▸ Problem details
Filter the entries below, keeping only lines with the word "description".

▸ Provided records
--- START ---

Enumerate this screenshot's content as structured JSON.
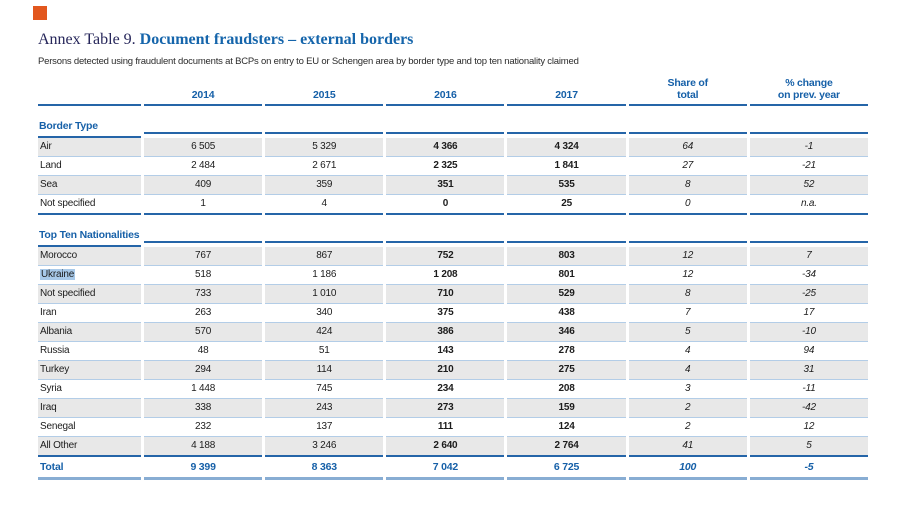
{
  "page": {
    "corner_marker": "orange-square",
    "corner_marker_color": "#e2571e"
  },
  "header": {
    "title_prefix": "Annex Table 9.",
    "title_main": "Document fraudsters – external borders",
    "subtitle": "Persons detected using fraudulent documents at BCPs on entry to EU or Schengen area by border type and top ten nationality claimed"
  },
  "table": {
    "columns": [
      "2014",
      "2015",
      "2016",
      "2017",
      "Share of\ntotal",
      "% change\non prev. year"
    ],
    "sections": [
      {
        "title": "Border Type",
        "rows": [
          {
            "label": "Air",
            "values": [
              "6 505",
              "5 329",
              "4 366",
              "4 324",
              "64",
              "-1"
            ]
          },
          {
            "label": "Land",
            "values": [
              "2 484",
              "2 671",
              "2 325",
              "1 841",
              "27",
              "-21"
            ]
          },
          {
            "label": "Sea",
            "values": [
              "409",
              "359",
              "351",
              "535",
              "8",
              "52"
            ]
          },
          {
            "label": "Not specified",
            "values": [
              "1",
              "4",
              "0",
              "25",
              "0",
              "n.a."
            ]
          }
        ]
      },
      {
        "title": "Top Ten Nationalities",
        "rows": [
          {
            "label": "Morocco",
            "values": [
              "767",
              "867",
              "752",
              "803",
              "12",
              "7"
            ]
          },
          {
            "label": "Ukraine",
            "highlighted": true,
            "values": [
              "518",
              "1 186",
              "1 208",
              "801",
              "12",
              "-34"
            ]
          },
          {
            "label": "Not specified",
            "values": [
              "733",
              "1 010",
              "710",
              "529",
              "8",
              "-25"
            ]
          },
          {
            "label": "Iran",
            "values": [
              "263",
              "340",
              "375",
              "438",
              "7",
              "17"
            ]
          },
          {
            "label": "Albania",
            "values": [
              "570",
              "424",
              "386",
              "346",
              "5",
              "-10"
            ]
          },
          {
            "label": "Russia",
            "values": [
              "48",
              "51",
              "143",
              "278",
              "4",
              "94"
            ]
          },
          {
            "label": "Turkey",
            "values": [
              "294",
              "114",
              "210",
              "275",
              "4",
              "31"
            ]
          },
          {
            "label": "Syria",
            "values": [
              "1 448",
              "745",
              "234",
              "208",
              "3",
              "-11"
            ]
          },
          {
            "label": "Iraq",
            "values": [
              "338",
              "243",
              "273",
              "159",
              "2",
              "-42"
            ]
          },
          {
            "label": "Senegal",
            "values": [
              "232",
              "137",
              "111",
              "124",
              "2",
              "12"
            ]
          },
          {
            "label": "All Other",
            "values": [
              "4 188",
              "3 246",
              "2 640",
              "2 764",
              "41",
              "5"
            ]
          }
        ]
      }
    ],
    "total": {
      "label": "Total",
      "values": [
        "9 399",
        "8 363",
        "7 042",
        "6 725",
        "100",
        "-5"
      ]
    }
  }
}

--- END ---
--- START ---

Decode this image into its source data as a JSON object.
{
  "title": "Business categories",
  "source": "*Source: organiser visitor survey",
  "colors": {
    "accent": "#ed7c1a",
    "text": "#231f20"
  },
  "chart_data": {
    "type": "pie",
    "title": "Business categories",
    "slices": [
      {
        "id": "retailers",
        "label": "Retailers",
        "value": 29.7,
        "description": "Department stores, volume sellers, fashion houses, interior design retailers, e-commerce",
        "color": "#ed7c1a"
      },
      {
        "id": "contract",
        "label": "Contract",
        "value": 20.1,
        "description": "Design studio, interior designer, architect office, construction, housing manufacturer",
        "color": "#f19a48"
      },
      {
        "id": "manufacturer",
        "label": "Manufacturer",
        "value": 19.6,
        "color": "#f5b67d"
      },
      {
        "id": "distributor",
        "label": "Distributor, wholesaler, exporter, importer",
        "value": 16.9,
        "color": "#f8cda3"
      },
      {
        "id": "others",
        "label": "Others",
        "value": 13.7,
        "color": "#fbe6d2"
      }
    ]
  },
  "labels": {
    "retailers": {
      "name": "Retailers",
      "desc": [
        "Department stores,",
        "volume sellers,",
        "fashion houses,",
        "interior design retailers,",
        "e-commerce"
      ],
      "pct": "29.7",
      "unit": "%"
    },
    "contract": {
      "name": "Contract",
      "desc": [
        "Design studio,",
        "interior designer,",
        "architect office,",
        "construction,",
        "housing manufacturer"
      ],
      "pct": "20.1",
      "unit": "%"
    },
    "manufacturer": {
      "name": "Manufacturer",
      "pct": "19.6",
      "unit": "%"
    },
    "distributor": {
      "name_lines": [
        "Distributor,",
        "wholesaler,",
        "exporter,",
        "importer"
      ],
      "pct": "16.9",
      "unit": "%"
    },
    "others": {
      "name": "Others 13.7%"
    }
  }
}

--- END ---
--- START ---

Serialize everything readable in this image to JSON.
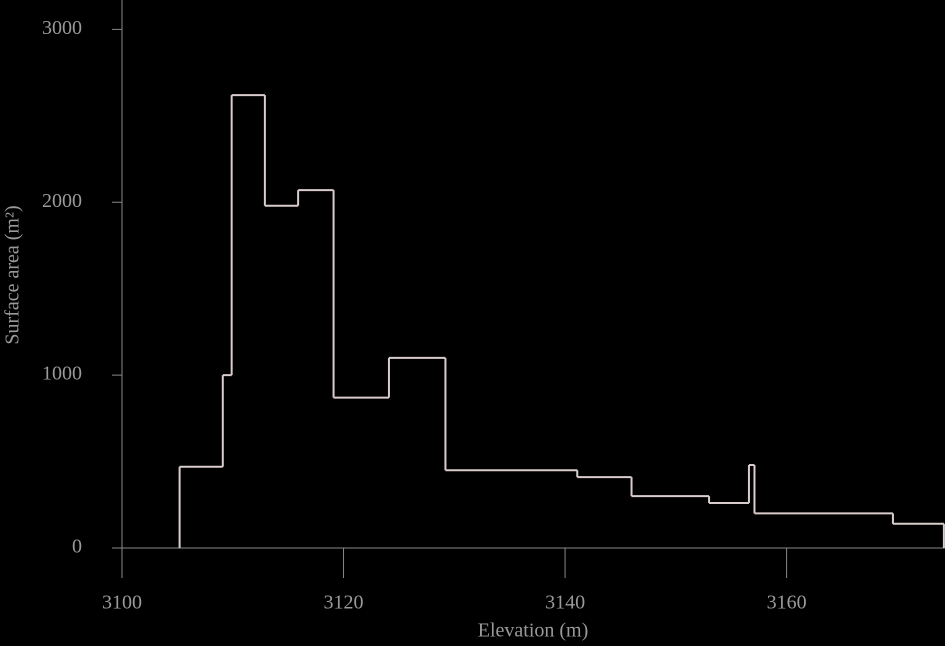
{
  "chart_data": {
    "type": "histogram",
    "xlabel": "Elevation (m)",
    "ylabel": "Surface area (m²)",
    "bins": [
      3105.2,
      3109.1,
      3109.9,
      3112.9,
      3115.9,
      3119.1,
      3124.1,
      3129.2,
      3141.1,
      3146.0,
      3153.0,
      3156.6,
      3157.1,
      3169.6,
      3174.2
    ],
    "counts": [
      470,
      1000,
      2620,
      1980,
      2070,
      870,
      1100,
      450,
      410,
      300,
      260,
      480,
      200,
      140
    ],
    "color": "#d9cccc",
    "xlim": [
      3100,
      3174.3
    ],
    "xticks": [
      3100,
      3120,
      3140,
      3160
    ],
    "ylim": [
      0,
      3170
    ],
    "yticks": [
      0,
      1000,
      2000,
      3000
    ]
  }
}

--- END ---

▸ Result of this exercise
        "description": "Department stores, volume sellers, fashion houses, interior design retailers, e-commerce",
        "description": "Design studio, interior designer, architect office, construction, housing manufacturer",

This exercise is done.